GIVEN RECORDS:

※ ※ ※

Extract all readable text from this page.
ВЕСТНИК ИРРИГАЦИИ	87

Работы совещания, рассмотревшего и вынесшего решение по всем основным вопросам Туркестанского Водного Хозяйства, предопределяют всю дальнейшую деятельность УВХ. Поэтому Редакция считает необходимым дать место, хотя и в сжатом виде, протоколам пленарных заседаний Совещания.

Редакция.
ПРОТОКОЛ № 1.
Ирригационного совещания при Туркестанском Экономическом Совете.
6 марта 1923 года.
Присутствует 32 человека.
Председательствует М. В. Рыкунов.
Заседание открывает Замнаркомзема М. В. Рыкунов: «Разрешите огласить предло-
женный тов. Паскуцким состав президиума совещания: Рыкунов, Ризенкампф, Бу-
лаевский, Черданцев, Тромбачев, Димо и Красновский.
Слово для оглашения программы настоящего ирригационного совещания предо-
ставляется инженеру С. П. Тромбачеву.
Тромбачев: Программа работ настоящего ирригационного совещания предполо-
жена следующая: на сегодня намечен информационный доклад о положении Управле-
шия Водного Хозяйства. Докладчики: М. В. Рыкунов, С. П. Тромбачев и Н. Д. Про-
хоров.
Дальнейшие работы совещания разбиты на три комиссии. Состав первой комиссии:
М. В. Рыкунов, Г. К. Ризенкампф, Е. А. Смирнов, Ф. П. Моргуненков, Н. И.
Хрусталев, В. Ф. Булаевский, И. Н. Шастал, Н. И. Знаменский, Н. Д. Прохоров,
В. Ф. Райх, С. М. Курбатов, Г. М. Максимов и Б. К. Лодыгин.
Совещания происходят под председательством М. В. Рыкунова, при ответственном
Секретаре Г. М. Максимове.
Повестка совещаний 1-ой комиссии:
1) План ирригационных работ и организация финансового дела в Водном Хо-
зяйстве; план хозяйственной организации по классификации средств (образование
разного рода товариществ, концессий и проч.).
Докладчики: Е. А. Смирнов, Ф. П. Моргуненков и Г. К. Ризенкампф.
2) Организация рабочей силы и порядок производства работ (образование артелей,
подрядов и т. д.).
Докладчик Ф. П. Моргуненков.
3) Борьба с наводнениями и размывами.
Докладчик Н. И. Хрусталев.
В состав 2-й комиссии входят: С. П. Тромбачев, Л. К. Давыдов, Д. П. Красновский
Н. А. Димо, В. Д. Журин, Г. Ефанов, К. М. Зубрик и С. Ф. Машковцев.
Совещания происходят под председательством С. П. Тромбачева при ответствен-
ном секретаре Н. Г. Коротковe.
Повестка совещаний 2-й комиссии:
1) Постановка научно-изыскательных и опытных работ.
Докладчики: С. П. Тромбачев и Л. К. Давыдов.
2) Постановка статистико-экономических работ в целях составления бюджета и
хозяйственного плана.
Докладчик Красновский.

※ ※ ※

AIM: Show every line where the string "комиссии" appears.

FINAL RESULT:
Дальнейшие работы совещания разбиты на три комиссии. Состав первой комиссии:
Повестка совещаний 1-ой комиссии:
В состав 2-й комиссии входят: С. П. Тромбачев, Л. К. Давыдов, Д. П. Красновский
Повестка совещаний 2-й комиссии:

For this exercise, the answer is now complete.